**PROBLEM**.
Read through the records below and copy each line that uses the word "behandlas".

─── LISTED ENTRIES

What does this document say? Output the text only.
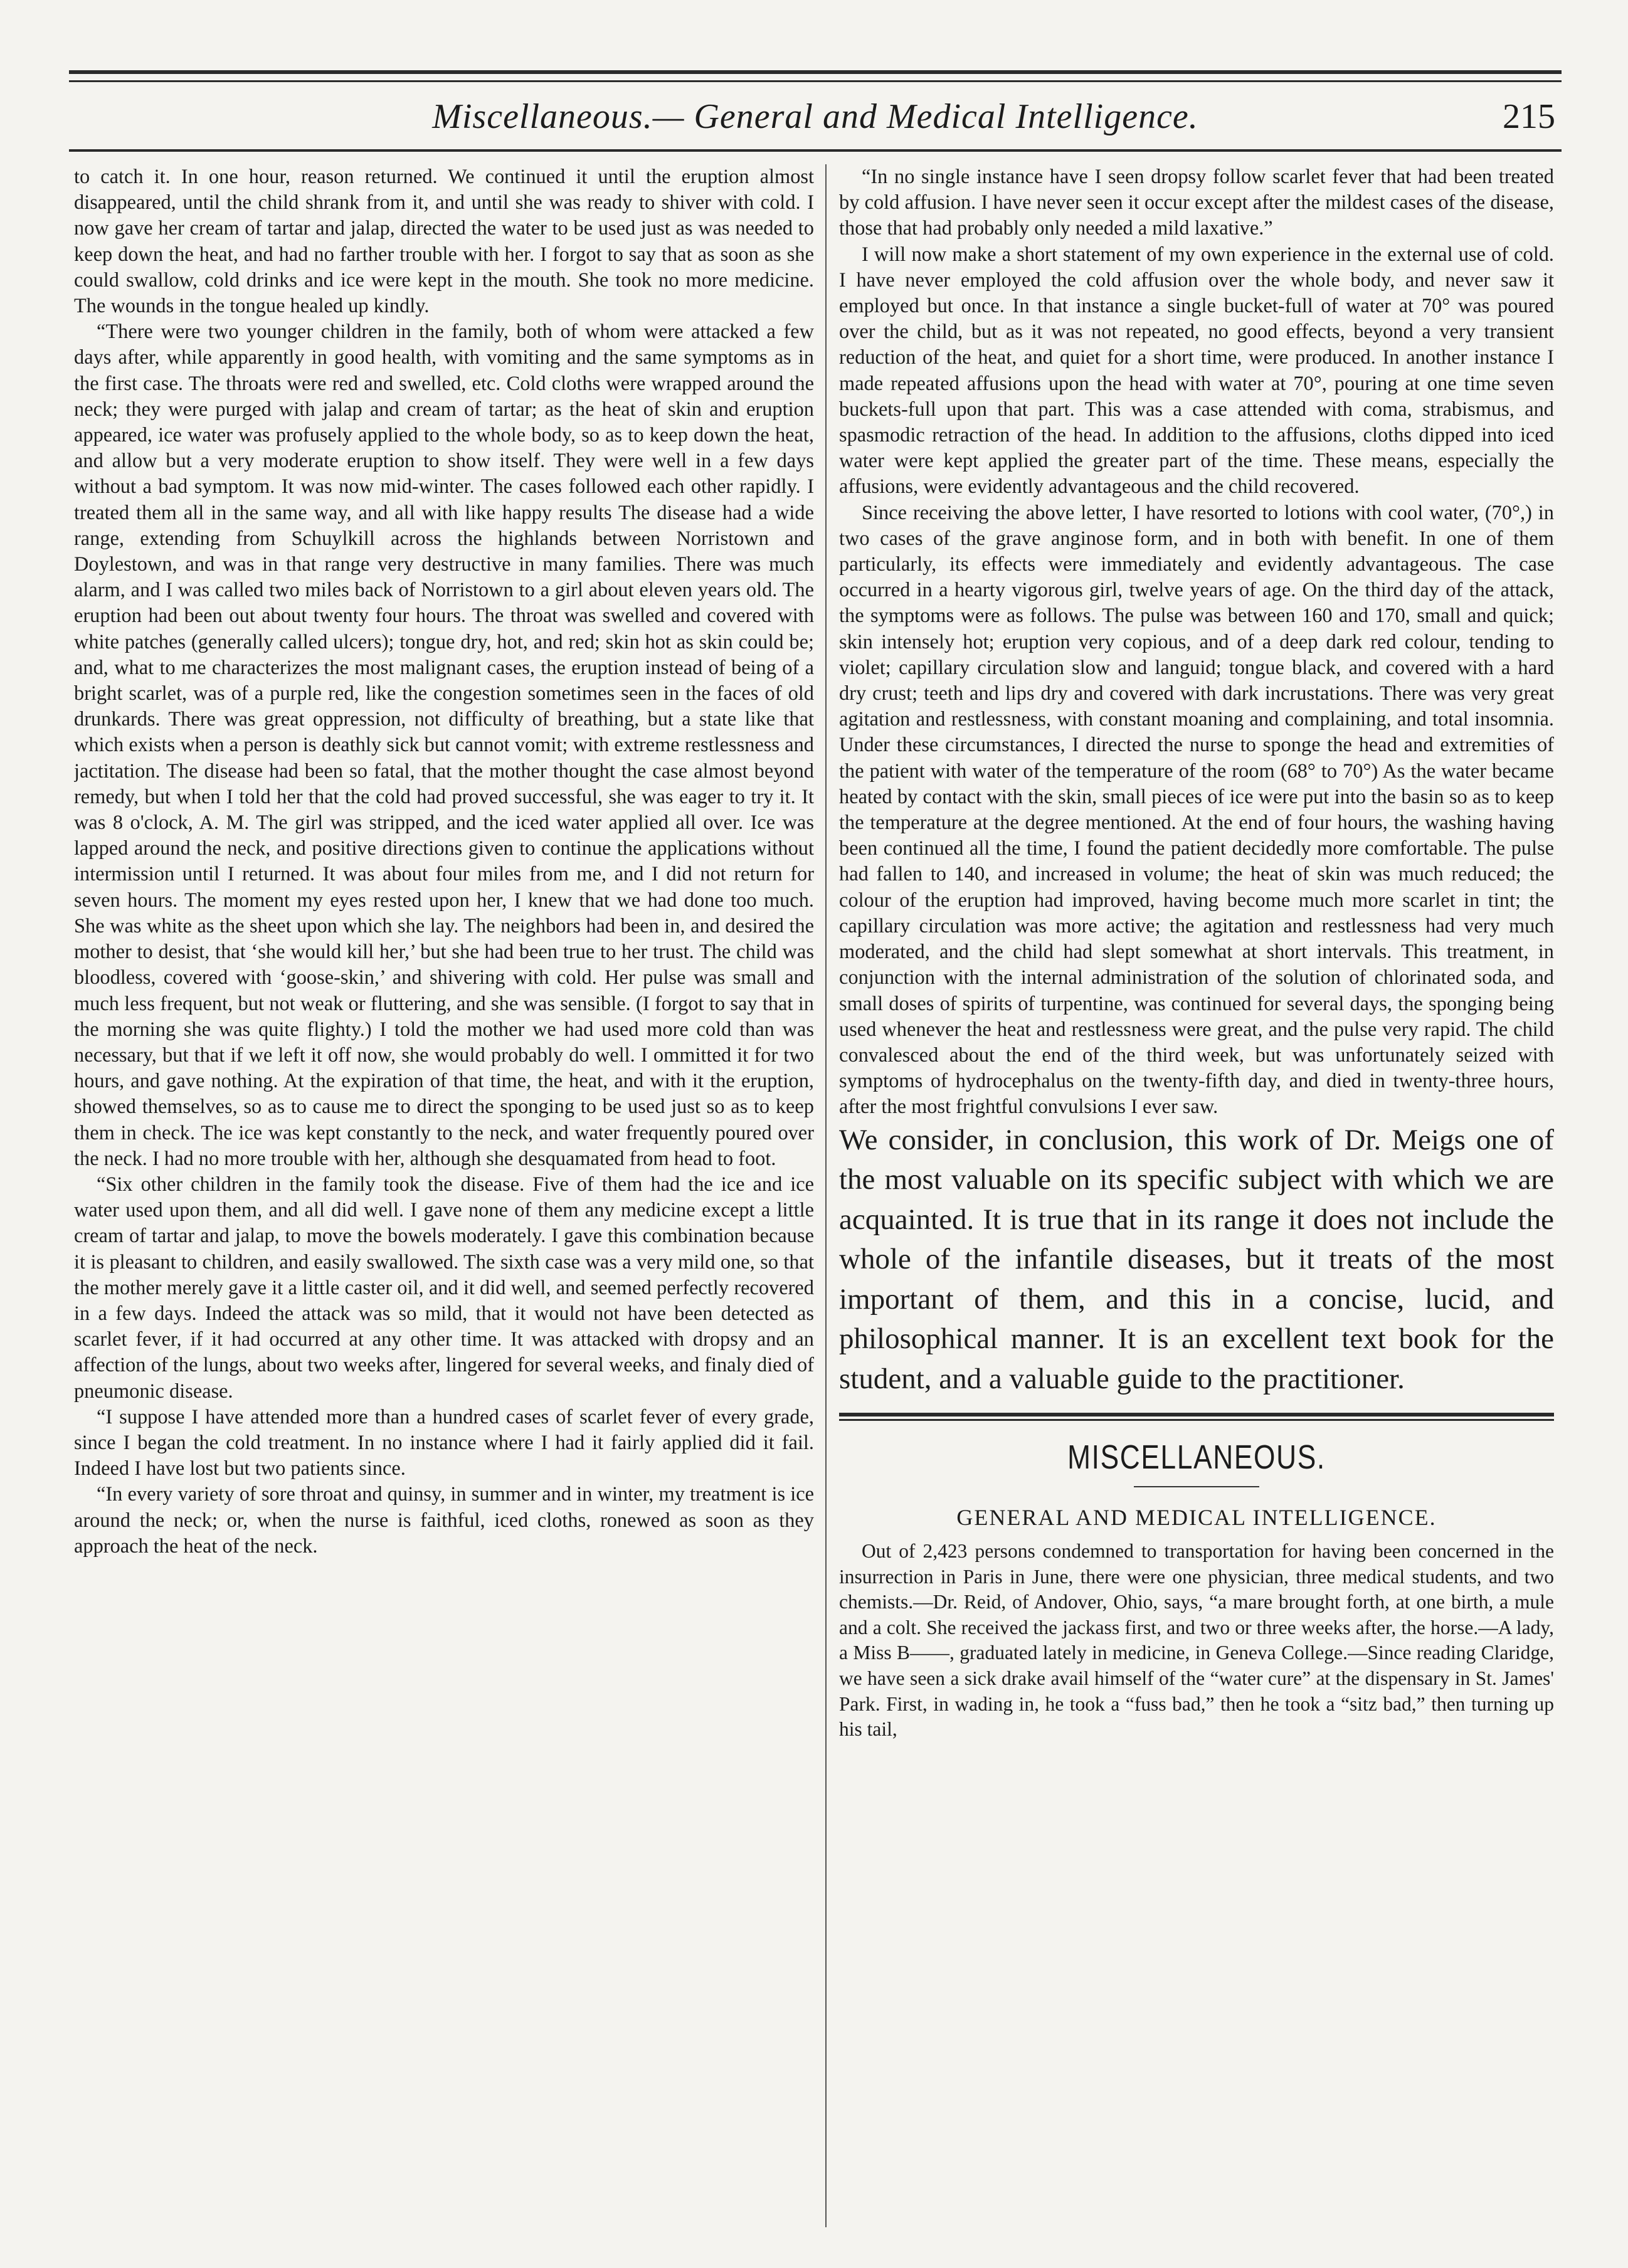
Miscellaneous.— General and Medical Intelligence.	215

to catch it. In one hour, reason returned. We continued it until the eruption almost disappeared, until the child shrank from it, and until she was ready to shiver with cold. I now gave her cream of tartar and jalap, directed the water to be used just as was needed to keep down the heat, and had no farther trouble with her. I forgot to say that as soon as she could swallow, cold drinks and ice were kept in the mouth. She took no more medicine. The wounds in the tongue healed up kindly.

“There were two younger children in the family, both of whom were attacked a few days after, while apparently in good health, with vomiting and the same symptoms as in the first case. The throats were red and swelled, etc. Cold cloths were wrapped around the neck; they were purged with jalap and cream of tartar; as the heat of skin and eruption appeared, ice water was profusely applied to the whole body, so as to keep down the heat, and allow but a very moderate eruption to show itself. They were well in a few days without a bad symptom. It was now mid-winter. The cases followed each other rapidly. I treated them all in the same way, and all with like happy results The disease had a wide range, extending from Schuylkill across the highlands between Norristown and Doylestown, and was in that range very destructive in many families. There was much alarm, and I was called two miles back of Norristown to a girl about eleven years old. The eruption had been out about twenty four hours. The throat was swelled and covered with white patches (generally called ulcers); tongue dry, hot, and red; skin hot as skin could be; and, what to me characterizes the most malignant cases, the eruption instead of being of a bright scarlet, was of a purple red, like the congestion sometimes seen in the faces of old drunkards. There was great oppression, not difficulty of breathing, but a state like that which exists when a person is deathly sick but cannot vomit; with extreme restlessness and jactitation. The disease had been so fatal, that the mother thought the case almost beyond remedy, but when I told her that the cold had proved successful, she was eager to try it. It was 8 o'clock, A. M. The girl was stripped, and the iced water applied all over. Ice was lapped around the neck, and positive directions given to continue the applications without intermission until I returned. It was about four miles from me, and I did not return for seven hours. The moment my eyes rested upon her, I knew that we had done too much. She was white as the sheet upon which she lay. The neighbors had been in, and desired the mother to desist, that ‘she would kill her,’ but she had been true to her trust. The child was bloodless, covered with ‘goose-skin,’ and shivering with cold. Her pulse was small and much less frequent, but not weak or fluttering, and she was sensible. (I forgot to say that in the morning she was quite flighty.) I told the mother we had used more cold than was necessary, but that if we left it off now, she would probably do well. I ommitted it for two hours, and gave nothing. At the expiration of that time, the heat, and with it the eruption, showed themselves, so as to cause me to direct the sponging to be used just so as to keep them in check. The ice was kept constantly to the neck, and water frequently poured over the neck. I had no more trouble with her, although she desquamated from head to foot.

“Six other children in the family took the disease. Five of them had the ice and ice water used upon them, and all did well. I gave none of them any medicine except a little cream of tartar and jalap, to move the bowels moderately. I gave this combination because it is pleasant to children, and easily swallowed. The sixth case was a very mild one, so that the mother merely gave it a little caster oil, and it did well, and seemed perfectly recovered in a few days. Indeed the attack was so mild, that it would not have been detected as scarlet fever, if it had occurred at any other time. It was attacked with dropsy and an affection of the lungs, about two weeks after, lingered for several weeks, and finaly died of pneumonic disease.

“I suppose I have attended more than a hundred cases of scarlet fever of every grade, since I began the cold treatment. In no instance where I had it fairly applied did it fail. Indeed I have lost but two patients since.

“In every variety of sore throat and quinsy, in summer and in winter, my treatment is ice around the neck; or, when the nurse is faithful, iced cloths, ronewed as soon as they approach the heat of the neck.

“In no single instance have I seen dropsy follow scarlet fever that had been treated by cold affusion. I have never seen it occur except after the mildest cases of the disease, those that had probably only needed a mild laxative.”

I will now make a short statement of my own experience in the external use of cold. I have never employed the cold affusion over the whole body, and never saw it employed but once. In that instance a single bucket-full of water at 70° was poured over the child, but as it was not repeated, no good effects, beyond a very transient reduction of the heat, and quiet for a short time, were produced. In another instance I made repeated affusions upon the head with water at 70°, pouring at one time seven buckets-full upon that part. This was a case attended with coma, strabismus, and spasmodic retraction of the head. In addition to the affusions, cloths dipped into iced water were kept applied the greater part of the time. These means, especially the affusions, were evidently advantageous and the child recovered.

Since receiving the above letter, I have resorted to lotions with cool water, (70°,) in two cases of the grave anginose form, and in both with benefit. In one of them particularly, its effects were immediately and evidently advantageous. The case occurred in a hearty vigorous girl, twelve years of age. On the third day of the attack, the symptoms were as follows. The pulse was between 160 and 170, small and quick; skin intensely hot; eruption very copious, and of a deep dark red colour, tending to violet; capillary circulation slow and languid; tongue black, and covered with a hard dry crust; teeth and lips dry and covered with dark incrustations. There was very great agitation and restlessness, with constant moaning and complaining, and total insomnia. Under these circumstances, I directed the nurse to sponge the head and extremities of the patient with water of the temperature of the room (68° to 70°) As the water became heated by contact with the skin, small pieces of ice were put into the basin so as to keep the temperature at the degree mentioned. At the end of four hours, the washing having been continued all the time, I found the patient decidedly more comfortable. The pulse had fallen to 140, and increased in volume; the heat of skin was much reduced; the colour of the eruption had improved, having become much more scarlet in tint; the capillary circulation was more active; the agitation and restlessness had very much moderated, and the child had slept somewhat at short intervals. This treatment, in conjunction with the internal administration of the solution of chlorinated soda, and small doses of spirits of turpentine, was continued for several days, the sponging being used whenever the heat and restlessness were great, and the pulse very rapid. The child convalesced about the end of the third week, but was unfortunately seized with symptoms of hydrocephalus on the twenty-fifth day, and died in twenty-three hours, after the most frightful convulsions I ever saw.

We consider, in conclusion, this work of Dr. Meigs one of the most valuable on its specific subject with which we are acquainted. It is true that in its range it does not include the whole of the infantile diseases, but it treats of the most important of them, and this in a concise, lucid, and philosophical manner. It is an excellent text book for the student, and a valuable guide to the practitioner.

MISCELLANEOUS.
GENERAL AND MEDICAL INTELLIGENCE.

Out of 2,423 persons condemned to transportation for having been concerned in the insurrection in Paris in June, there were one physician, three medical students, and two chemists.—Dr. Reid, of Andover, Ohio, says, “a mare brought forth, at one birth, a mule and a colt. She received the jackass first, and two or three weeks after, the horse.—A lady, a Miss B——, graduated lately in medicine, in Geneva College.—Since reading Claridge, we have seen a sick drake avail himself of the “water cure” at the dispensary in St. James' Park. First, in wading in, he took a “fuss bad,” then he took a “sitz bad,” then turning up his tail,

──────
─── LISTED ENTRIES

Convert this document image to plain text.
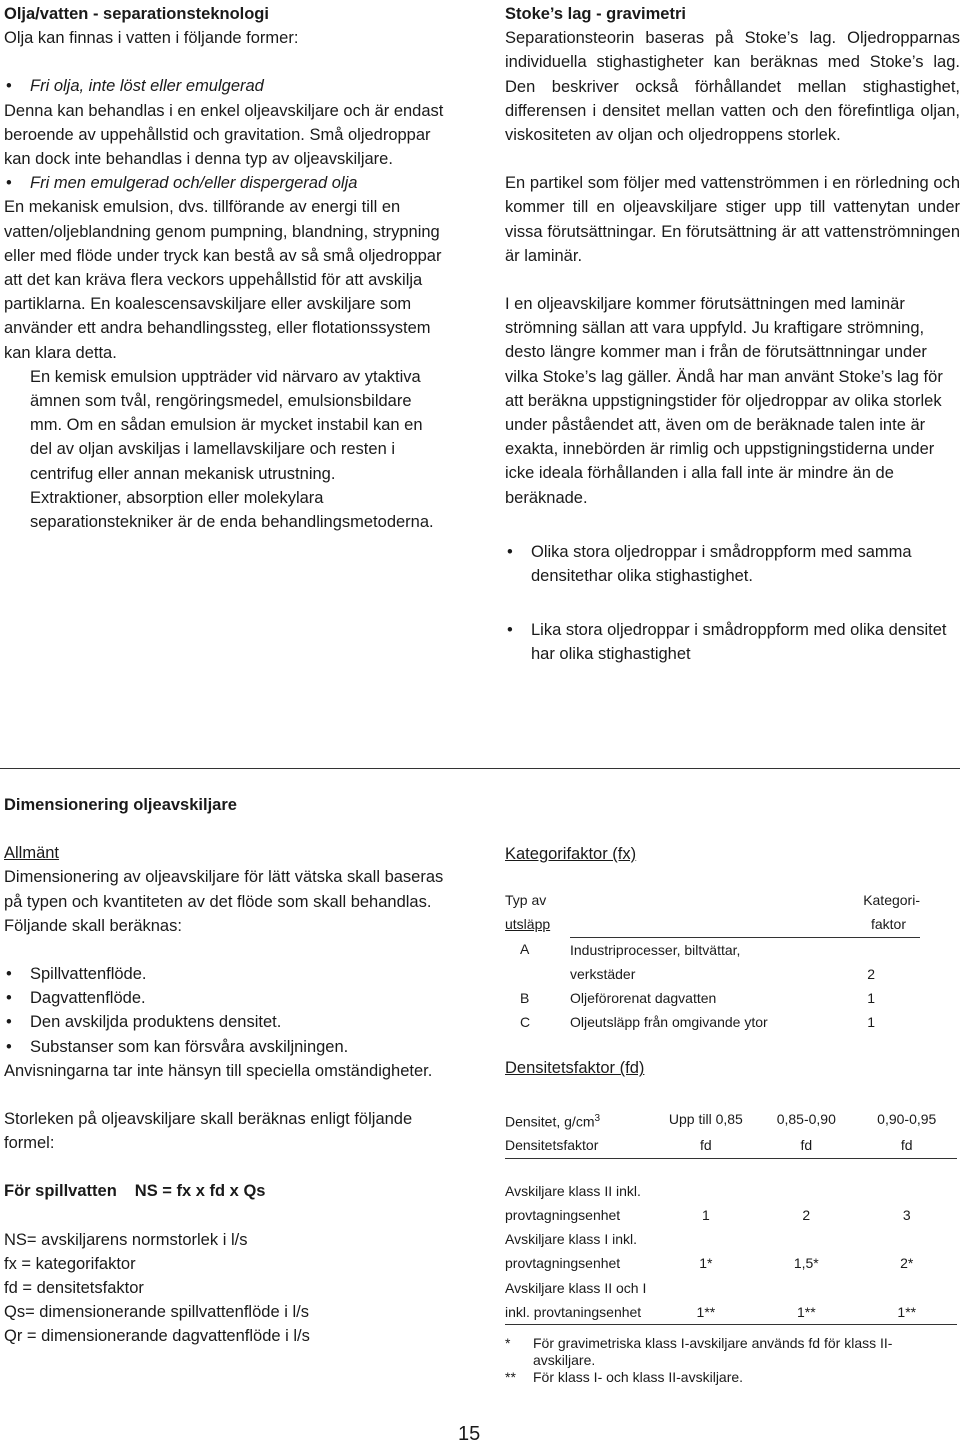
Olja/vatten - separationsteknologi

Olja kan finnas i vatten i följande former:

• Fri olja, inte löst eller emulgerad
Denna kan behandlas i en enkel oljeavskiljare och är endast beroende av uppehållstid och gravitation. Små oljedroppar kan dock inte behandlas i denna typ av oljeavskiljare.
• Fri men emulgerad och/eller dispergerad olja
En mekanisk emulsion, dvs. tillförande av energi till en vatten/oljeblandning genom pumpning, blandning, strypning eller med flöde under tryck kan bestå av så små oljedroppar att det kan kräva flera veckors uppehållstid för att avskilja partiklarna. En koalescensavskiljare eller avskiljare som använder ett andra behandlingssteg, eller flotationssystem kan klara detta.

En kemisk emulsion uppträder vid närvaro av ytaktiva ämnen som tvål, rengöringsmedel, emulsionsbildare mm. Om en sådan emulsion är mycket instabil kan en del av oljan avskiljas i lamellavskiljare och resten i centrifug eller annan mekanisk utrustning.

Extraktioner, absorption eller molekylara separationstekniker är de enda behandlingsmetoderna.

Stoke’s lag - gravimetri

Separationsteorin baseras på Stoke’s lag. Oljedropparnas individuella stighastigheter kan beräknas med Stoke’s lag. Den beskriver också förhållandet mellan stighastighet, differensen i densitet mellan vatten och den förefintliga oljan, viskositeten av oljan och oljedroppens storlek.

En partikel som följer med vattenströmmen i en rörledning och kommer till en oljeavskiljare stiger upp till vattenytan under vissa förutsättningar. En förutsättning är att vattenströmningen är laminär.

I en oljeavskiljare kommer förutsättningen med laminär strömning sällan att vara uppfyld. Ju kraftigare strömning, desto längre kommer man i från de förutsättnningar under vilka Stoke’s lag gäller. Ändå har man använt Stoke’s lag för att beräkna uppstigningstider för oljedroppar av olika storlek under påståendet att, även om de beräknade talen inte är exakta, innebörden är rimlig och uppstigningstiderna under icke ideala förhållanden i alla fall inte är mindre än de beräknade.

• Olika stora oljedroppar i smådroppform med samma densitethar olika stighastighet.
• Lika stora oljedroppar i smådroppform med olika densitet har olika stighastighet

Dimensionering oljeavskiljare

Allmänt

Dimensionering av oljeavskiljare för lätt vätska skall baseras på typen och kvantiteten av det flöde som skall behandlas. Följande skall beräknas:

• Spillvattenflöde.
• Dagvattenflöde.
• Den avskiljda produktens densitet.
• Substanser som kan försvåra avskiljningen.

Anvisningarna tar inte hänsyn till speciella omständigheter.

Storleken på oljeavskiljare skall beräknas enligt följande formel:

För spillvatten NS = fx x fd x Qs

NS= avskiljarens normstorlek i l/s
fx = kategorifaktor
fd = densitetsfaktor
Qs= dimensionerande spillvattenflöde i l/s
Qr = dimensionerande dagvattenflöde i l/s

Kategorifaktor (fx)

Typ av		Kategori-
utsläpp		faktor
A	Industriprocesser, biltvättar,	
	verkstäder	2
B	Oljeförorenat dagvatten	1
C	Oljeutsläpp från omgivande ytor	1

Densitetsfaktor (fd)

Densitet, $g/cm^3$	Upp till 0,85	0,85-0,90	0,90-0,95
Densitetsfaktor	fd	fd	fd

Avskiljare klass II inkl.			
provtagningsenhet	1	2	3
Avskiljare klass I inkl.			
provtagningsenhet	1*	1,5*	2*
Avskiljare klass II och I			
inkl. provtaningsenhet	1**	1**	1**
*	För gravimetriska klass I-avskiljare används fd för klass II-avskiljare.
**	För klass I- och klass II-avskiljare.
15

──────

**ANSWER SPACE**.
Denna kan behandlas i en enkel oljeavskiljare och är endast beroende av uppehållstid och gravitation. Små oljedroppar kan dock inte behandlas i denna typ av oljeavskiljare.
Dimensionering av oljeavskiljare för lätt vätska skall baseras på typen och kvantiteten av det flöde som skall behandlas. Följande skall beräknas:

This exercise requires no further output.